Exercise objective =>
Copy out all of the data below with no alterations.

The data =>

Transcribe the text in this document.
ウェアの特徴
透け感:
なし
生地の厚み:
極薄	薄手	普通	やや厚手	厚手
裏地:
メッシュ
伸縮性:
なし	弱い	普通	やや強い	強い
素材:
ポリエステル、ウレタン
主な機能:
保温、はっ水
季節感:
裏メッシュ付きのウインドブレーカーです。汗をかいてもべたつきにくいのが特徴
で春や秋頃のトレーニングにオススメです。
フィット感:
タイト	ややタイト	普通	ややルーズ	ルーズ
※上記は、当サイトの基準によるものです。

Correct answer =>
Transcribe the text in this document.
ウェアの特徴
透け感:
なし
生地の厚み:
極薄	薄手	普通	やや厚手	厚手
裏地:
メッシュ
伸縮性:
なし	弱い	普通	やや強い	強い
素材:
ポリエステル、ウレタン
主な機能:
保温、はっ水
季節感:
裏メッシュ付きのウインドブレーカーです。汗をかいてもべたつきにくいのが特徴
で春や秋頃のトレーニングにオススメです。
フィット感:
タイト	ややタイト	普通	ややルーズ	ルーズ
※上記は、当サイトの基準によるものです。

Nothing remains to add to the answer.